How many lines hold the string "должен"? Reply with the number alone.
***** SUPPLIED RECORDS
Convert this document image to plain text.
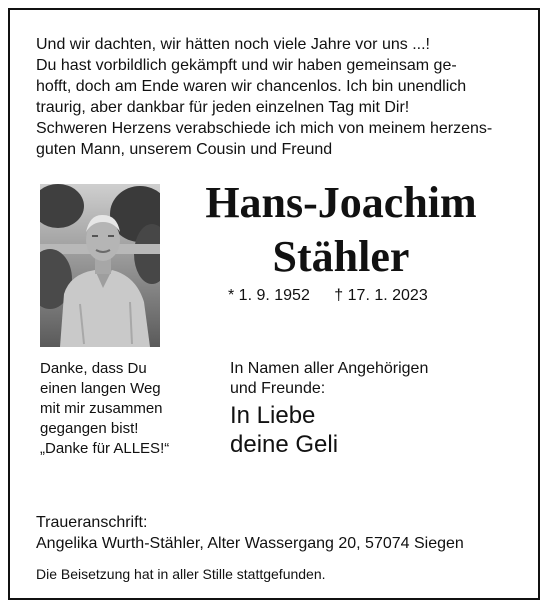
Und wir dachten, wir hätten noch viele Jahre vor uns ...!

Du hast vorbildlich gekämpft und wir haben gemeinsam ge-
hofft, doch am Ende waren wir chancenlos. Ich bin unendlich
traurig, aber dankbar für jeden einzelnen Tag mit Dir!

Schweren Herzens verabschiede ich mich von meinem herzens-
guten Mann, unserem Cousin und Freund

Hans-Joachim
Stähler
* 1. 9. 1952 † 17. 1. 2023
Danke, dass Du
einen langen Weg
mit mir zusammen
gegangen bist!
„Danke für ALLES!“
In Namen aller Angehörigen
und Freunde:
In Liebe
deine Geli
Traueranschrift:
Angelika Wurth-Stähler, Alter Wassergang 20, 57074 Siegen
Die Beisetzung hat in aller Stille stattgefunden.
**********
***** SUPPLIED RECORDS
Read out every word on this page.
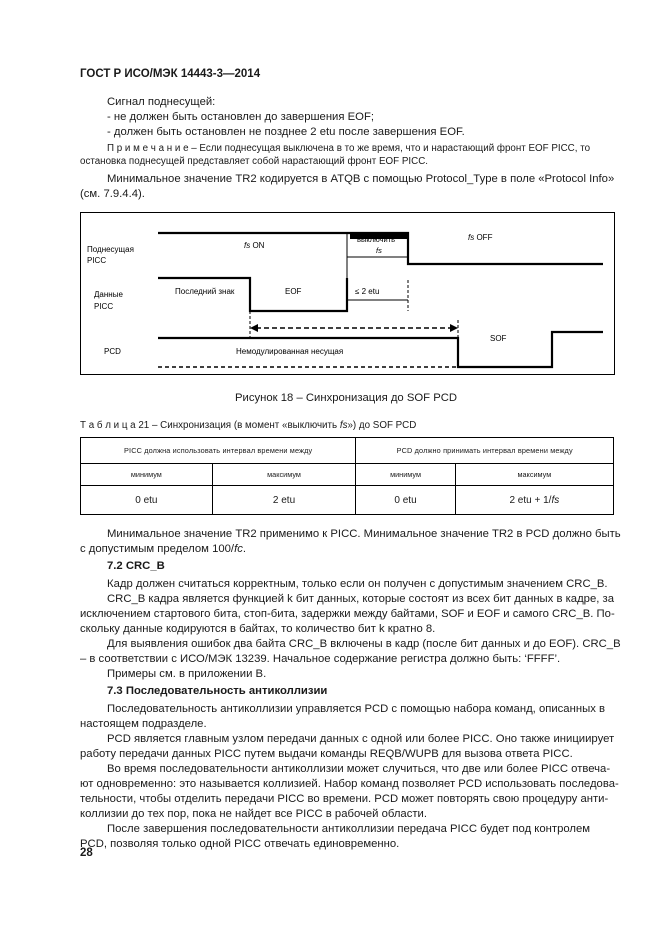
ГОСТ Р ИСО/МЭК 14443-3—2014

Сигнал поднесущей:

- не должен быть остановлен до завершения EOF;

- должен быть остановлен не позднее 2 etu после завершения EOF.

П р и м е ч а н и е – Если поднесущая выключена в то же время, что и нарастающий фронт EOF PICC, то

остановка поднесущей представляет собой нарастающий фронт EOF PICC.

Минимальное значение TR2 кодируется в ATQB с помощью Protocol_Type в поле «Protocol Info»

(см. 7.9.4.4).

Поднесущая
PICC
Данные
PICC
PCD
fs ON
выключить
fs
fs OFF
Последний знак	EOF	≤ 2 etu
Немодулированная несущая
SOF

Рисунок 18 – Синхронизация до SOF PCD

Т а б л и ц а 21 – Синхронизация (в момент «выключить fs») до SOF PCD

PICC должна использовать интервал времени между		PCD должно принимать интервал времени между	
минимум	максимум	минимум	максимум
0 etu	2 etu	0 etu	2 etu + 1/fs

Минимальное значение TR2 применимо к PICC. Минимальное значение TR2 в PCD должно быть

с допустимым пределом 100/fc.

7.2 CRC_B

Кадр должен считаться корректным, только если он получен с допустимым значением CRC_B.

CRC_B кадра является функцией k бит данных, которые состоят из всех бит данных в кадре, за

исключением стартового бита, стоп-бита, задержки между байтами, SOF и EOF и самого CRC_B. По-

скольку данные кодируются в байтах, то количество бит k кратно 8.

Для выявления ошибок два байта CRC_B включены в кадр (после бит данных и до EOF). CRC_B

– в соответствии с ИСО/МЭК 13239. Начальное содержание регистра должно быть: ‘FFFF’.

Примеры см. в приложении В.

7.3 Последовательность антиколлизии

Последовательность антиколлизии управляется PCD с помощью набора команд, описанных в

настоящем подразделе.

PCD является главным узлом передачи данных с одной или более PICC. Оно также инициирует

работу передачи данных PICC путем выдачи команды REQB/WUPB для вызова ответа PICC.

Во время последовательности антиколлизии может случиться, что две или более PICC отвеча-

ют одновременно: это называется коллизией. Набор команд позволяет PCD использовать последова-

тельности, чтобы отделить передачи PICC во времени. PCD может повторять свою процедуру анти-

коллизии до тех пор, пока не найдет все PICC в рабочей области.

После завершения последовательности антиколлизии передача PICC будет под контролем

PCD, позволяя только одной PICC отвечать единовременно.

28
**********
→ **OUTPUT FOR THIS EXERCISE**: 3